▶ _Stored data_:

+++++

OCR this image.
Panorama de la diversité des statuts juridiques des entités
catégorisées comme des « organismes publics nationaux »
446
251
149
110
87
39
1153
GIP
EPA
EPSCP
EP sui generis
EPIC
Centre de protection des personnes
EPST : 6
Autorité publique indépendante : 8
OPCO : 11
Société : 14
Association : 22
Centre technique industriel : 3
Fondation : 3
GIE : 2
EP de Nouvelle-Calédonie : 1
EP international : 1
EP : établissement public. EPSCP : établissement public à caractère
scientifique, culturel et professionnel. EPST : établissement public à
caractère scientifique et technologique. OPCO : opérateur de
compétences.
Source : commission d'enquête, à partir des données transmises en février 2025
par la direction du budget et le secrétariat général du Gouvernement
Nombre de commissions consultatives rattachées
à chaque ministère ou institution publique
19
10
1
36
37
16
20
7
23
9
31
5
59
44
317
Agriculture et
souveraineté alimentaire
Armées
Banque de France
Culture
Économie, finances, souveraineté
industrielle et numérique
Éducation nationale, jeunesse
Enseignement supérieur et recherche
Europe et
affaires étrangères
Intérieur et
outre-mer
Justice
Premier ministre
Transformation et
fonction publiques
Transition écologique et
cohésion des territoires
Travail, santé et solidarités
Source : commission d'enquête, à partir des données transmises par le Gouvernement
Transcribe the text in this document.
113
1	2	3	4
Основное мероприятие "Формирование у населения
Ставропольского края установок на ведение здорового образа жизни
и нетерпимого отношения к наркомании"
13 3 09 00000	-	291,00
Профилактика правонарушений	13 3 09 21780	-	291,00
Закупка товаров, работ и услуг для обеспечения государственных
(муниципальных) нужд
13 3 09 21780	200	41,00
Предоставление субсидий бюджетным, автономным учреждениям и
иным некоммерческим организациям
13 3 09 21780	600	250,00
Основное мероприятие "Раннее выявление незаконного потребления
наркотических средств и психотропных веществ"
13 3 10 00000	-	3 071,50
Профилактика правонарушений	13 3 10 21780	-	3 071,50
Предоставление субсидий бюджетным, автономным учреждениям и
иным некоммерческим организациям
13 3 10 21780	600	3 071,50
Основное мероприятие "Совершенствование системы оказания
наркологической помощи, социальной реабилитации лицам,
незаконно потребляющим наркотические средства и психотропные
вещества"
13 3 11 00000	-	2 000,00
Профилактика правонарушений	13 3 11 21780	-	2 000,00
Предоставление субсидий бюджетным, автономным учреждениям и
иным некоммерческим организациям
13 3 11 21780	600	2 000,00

+++++

▶ _What is needed_:
Give the number of lines in the listing above that contain "partir", and nothing else.

▶ _Solution below_:
2